====== Input rows

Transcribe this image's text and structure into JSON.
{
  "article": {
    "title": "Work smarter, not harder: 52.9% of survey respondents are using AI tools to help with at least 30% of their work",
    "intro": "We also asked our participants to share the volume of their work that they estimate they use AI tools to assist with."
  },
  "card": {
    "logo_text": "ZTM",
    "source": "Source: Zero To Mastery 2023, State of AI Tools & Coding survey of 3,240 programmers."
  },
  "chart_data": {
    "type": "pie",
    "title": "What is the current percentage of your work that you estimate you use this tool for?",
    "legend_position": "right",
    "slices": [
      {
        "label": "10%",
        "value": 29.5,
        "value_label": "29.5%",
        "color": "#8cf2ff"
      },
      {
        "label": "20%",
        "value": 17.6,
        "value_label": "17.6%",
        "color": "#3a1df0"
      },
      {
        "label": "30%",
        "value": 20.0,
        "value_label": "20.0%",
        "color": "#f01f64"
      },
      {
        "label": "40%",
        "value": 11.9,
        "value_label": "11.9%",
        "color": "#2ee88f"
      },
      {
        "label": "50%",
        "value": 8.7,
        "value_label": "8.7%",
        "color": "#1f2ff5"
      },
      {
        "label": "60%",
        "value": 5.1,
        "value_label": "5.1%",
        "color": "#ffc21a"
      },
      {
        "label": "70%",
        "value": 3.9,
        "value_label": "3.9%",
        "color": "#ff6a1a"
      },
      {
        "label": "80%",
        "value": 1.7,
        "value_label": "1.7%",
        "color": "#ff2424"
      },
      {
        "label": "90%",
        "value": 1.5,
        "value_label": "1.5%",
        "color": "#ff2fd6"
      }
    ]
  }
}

============

• _Exercise description_
Return every line above in which the string "that" occurs.

• _The reply_
    "intro": "We also asked our participants to share the volume of their work that they estimate they use AI tools to assist with."
    "title": "What is the current percentage of your work that you estimate you use this tool for?",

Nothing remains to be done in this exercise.